EXERCISE MATERIALS:

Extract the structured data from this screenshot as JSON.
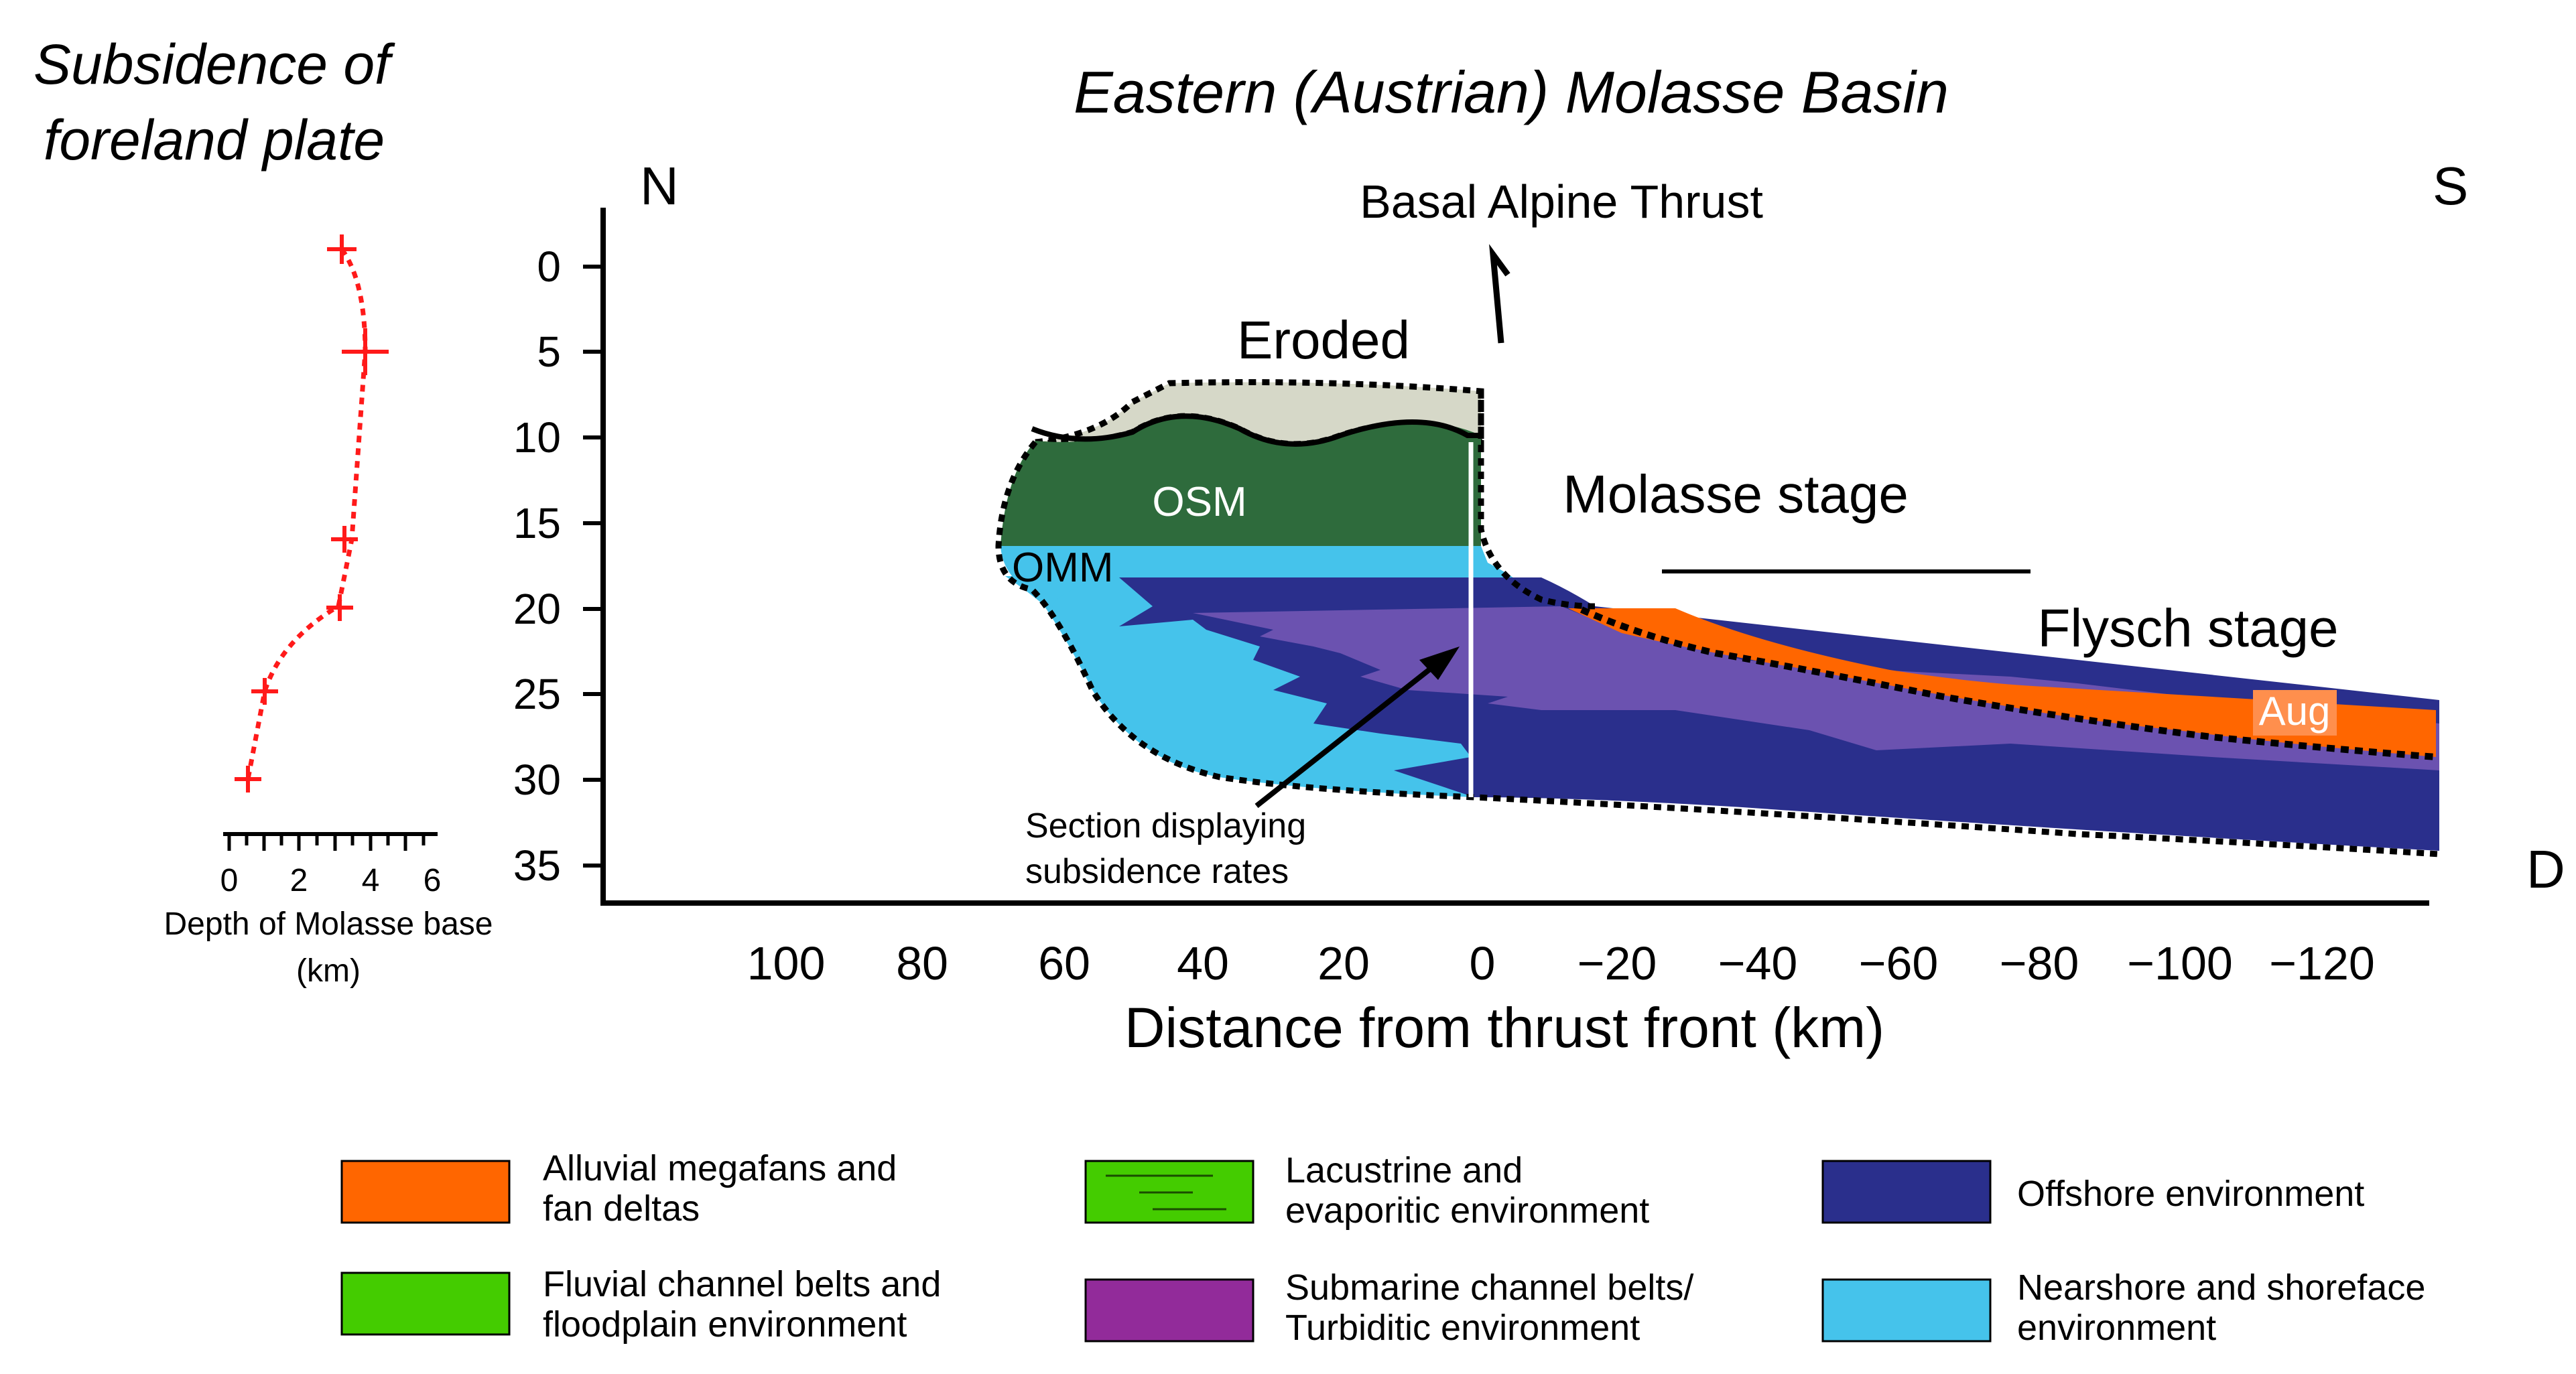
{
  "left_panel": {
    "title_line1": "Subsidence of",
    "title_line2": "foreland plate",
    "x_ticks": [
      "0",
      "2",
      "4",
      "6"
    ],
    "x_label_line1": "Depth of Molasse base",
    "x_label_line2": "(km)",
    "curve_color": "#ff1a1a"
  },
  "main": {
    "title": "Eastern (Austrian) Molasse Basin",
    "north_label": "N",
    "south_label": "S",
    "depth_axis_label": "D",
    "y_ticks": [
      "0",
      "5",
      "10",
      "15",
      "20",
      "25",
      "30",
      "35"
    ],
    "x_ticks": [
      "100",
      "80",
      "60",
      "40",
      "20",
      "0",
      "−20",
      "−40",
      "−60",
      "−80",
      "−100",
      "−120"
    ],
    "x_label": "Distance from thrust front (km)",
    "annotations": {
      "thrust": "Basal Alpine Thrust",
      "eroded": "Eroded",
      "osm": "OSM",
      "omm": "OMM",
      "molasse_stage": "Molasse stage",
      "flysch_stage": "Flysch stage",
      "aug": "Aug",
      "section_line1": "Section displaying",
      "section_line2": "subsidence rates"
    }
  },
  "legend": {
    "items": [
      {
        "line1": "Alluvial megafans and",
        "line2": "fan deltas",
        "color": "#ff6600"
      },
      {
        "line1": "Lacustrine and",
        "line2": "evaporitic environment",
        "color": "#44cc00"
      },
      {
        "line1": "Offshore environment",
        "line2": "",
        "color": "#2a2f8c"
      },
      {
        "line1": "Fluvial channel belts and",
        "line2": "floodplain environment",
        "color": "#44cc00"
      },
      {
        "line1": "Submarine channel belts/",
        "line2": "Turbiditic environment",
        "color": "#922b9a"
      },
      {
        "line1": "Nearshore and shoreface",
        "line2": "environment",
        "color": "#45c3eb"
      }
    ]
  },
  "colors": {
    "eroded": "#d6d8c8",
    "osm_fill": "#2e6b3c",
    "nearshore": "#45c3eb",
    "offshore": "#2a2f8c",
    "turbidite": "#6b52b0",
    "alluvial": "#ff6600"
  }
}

TASK GOAL:
Search the data for "belts". Copy every line that has it.

IN RESPONSE:
        "line1": "Fluvial channel belts and",
        "line1": "Submarine channel belts/",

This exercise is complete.